▸ **Exercise**
Where a line contains the word "voucher", copy that line in full.
** start of Given data **
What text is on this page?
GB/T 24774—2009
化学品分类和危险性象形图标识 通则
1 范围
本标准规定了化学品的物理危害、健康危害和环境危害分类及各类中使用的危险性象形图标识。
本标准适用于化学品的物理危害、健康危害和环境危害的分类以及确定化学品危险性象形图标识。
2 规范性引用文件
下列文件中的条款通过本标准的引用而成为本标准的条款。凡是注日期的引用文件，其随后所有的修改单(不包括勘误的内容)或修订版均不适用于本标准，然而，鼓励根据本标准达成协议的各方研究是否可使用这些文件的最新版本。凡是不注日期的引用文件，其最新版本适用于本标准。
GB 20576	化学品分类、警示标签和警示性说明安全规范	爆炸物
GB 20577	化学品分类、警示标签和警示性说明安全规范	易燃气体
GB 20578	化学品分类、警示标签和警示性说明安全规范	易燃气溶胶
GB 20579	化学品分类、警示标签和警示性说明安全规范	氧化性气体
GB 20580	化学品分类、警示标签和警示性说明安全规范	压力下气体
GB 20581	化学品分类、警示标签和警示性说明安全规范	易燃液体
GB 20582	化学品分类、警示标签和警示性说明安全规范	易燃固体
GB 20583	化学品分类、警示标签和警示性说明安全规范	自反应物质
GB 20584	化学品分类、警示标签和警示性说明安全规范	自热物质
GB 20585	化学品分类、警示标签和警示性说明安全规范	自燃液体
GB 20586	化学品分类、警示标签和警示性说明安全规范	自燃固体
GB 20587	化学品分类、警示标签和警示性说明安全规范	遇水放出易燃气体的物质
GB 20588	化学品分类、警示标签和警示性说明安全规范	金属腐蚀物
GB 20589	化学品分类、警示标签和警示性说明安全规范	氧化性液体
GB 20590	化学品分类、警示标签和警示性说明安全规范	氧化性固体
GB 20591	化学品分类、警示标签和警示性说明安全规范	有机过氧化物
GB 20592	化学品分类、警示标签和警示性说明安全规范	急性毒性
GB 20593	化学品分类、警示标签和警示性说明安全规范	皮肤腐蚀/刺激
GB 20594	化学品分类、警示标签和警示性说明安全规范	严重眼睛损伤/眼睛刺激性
** end of Given data **
** start of Given data **
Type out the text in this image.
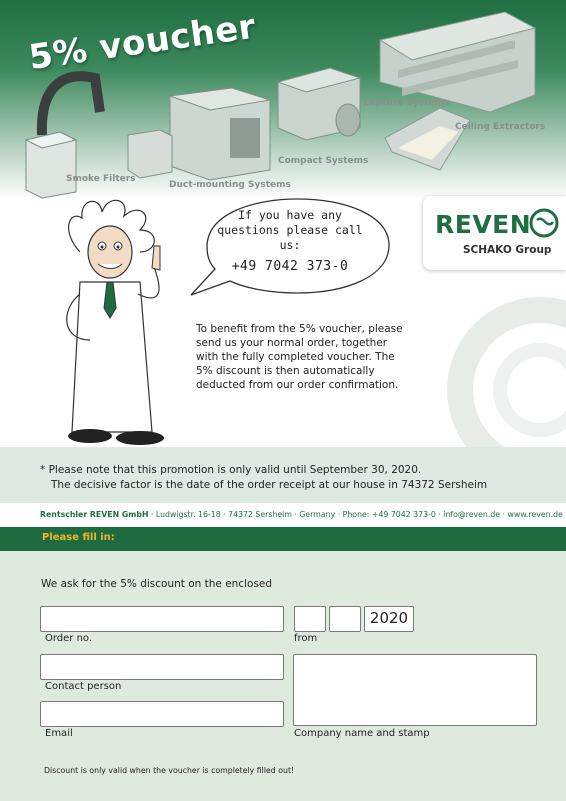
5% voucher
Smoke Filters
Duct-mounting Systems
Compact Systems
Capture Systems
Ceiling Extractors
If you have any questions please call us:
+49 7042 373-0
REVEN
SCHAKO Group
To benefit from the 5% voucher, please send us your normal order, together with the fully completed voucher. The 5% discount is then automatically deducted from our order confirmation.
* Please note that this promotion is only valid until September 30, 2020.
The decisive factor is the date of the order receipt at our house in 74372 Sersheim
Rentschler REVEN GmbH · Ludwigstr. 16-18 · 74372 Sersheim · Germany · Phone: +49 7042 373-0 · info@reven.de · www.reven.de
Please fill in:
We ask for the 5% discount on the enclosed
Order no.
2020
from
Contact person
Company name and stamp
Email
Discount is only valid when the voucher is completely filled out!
** end of Given data **
▸ **Result for this exercise**
5% voucher
To benefit from the 5% voucher, please send us your normal order, together with the fully completed voucher. The 5% discount is then automatically deducted from our order confirmation.
Discount is only valid when the voucher is completely filled out!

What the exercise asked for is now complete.